Review the listing and copy each line that holds the word "我和你素不相识".

---------- RECORDS SUPPLIED ----------

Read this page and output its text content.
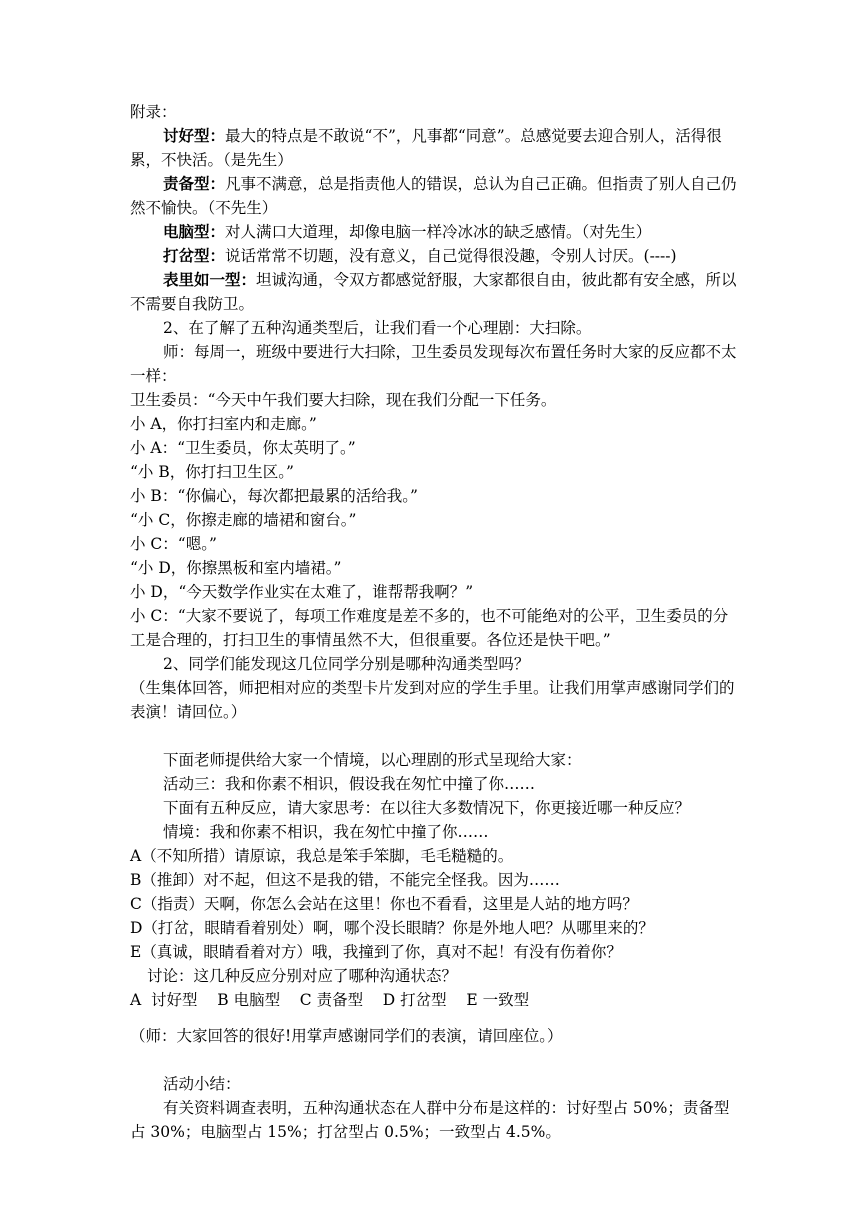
附录：

讨好型：最大的特点是不敢说“不”，凡事都“同意”。总感觉要去迎合别人，活得很累，不快活。（是先生）

责备型：凡事不满意，总是指责他人的错误，总认为自己正确。但指责了别人自己仍然不愉快。（不先生）

电脑型：对人满口大道理，却像电脑一样冷冰冰的缺乏感情。（对先生）

打岔型：说话常常不切题，没有意义，自己觉得很没趣，令别人讨厌。(----)

表里如一型：坦诚沟通，令双方都感觉舒服，大家都很自由，彼此都有安全感，所以不需要自我防卫。

2、在了解了五种沟通类型后，让我们看一个心理剧：大扫除。

师：每周一，班级中要进行大扫除，卫生委员发现每次布置任务时大家的反应都不太一样：

卫生委员：“今天中午我们要大扫除，现在我们分配一下任务。

小 A，你打扫室内和走廊。”

小 A：“卫生委员，你太英明了。”

“小 B，你打扫卫生区。”

小 B：“你偏心，每次都把最累的活给我。”

“小 C，你擦走廊的墙裙和窗台。”

小 C：“嗯。”

“小 D，你擦黑板和室内墙裙。”

小 D，“今天数学作业实在太难了，谁帮帮我啊？”

小 C：“大家不要说了，每项工作难度是差不多的，也不可能绝对的公平，卫生委员的分工是合理的，打扫卫生的事情虽然不大，但很重要。各位还是快干吧。”

2、同学们能发现这几位同学分别是哪种沟通类型吗？

（生集体回答，师把相对应的类型卡片发到对应的学生手里。让我们用掌声感谢同学们的表演！请回位。）

下面老师提供给大家一个情境，以心理剧的形式呈现给大家：

活动三：我和你素不相识，假设我在匆忙中撞了你……

下面有五种反应，请大家思考：在以往大多数情况下，你更接近哪一种反应？

情境：我和你素不相识，我在匆忙中撞了你……

A（不知所措）请原谅，我总是笨手笨脚，毛毛糙糙的。

B（推卸）对不起，但这不是我的错，不能完全怪我。因为……

C（指责）天啊，你怎么会站在这里！你也不看看，这里是人站的地方吗？

D（打岔，眼睛看着别处）啊，哪个没长眼睛？你是外地人吧？从哪里来的？

E（真诚，眼睛看着对方）哦，我撞到了你，真对不起！有没有伤着你？

讨论：这几种反应分别对应了哪种沟通状态？

A  讨好型    B 电脑型    C 责备型    D 打岔型    E 一致型

（师：大家回答的很好!用掌声感谢同学们的表演，请回座位。）

活动小结：

有关资料调查表明，五种沟通状态在人群中分布是这样的：讨好型占 50%；责备型占 30%；电脑型占 15%；打岔型占 0.5%；一致型占 4.5%。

----------

### TASK SOLUTION
活动三：我和你素不相识，假设我在匆忙中撞了你……
情境：我和你素不相识，我在匆忙中撞了你……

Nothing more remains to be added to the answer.